RECORDS SHOWN -
━━━━━━━━

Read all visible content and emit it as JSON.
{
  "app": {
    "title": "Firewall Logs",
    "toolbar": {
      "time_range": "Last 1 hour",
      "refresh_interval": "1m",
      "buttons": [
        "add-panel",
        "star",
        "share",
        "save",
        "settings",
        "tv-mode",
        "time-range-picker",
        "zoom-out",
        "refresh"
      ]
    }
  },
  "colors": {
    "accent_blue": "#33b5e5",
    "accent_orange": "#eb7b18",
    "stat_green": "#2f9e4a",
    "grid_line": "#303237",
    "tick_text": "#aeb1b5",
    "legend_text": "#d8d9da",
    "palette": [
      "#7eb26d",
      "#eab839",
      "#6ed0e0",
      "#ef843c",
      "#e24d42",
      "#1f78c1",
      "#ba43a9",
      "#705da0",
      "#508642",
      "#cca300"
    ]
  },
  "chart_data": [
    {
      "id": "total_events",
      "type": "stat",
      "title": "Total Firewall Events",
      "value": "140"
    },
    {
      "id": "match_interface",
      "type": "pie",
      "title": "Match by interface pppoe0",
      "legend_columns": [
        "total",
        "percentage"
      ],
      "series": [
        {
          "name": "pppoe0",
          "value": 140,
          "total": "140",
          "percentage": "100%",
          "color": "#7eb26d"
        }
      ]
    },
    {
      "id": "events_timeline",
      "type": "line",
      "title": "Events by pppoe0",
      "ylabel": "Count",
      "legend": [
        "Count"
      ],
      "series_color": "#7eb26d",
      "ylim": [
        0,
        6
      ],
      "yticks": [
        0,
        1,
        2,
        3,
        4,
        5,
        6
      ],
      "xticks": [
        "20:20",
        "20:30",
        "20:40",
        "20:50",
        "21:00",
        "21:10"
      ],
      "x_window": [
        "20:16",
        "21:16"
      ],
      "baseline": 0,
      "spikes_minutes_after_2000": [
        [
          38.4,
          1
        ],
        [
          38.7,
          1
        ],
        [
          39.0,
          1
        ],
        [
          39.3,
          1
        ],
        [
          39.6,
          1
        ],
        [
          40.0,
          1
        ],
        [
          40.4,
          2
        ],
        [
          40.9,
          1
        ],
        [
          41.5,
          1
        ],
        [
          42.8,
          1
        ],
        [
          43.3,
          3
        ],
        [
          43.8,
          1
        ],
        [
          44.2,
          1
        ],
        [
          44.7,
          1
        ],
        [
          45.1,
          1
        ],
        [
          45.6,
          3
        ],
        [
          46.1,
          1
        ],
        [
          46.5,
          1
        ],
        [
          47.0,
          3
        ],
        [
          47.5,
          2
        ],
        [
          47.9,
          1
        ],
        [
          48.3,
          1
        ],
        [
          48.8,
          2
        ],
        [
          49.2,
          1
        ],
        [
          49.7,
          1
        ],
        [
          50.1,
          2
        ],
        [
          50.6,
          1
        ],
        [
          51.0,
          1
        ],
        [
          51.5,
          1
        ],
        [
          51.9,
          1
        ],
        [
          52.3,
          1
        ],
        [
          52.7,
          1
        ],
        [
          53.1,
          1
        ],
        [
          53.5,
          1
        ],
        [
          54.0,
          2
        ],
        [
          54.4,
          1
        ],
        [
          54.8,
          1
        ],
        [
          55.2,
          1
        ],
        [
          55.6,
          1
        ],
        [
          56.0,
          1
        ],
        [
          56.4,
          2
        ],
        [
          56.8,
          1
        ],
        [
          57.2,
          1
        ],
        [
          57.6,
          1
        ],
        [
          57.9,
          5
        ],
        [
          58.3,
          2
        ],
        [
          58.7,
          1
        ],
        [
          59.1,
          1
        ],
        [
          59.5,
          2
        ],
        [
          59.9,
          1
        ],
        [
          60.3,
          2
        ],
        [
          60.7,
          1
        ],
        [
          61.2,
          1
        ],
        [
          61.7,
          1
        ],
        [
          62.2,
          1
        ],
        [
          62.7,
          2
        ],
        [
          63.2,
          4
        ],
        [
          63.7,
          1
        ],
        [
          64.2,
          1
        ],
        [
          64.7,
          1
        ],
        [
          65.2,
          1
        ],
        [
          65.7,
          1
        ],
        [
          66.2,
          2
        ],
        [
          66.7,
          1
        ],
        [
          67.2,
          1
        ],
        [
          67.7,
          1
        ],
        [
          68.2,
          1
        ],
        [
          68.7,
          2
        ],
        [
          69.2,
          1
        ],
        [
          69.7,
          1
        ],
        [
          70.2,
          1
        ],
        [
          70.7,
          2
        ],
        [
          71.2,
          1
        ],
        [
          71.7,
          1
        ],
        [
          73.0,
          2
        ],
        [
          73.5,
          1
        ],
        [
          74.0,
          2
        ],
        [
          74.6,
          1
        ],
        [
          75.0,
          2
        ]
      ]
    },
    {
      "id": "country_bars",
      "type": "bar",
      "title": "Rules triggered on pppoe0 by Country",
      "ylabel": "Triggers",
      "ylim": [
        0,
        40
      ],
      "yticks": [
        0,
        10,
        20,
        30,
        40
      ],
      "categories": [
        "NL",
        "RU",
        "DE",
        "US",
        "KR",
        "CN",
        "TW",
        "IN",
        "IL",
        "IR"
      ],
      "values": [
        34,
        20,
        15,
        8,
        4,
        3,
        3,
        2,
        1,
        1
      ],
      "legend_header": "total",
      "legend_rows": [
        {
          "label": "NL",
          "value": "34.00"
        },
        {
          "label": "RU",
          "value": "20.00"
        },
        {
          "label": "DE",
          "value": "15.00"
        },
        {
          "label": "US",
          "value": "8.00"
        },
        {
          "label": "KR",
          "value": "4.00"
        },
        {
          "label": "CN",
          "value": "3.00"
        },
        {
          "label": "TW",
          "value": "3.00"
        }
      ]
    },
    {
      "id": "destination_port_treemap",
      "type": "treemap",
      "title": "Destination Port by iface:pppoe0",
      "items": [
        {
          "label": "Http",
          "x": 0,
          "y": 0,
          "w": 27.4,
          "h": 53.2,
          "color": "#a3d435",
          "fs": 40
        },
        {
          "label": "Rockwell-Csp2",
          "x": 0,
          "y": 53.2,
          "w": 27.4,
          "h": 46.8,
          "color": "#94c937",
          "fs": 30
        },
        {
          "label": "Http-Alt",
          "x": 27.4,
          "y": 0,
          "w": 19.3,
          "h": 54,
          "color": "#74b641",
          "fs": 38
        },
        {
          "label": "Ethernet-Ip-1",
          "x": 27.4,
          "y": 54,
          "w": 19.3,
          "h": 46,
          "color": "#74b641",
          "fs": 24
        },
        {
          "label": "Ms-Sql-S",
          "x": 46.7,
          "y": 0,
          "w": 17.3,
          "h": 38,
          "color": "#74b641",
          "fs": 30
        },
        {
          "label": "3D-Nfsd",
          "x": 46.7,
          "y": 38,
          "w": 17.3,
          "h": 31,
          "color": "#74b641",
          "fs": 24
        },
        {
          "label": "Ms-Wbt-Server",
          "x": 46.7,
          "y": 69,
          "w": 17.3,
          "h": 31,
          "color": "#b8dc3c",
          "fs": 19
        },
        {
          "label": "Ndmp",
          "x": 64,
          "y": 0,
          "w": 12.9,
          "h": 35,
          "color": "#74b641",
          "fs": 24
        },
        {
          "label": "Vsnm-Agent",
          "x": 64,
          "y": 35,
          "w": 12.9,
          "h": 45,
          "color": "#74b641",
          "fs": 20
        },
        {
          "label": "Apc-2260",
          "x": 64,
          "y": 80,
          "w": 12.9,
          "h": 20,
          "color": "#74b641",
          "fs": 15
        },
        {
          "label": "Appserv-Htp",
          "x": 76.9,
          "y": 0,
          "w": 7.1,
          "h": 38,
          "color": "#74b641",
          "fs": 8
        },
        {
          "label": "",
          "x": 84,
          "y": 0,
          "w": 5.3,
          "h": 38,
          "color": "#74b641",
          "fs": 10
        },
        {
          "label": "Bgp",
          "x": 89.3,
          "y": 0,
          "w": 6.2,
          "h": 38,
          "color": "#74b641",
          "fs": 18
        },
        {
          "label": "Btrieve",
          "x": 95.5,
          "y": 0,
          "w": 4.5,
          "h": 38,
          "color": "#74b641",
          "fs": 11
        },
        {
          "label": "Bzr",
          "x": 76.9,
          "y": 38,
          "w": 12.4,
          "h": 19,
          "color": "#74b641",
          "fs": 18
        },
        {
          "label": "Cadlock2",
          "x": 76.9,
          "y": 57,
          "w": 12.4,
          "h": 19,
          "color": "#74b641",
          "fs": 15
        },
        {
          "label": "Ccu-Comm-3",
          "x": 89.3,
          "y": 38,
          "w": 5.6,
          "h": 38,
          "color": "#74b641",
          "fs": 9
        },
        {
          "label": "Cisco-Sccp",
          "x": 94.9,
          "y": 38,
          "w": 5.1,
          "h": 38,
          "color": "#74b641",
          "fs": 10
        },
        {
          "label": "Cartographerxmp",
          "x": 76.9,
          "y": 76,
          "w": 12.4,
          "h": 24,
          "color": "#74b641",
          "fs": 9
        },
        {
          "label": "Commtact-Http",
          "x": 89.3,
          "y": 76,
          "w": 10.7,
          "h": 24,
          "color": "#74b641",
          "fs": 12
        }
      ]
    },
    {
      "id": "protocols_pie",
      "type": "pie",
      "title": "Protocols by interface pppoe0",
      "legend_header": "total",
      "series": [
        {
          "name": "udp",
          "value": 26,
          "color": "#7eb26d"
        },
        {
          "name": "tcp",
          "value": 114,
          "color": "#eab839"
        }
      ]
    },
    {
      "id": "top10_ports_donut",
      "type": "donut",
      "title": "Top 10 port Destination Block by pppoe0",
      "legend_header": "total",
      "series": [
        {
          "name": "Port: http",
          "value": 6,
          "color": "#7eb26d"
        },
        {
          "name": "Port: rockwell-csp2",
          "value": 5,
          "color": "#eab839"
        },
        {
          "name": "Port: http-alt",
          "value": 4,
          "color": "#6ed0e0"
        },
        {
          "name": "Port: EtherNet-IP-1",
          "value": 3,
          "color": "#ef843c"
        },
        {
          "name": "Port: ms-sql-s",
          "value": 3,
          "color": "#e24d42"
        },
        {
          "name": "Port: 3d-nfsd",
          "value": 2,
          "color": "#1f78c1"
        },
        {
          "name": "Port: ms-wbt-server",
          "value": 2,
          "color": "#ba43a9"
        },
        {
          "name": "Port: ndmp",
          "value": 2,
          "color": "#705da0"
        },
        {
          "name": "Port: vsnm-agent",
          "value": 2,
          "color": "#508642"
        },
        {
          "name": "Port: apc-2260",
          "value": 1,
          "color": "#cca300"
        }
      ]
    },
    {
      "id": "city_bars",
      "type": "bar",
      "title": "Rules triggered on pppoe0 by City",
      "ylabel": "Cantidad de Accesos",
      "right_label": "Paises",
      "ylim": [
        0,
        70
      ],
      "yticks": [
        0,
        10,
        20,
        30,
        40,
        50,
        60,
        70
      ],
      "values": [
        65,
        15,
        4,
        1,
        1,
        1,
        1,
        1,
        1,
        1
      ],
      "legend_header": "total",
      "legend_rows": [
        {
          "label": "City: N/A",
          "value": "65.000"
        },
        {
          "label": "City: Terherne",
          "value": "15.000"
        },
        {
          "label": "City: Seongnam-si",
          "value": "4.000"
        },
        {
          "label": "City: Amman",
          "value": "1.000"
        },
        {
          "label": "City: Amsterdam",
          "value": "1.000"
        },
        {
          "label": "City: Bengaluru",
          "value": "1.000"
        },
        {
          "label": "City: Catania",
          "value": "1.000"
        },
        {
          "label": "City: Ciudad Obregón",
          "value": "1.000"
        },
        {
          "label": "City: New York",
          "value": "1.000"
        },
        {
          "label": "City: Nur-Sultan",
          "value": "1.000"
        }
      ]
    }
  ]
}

━━━━━━━━

TASK PROMPT -
Check every line of the records above for the string "triggered" and say how many contain it, giving the number alone.

CORRECT RESULT -
2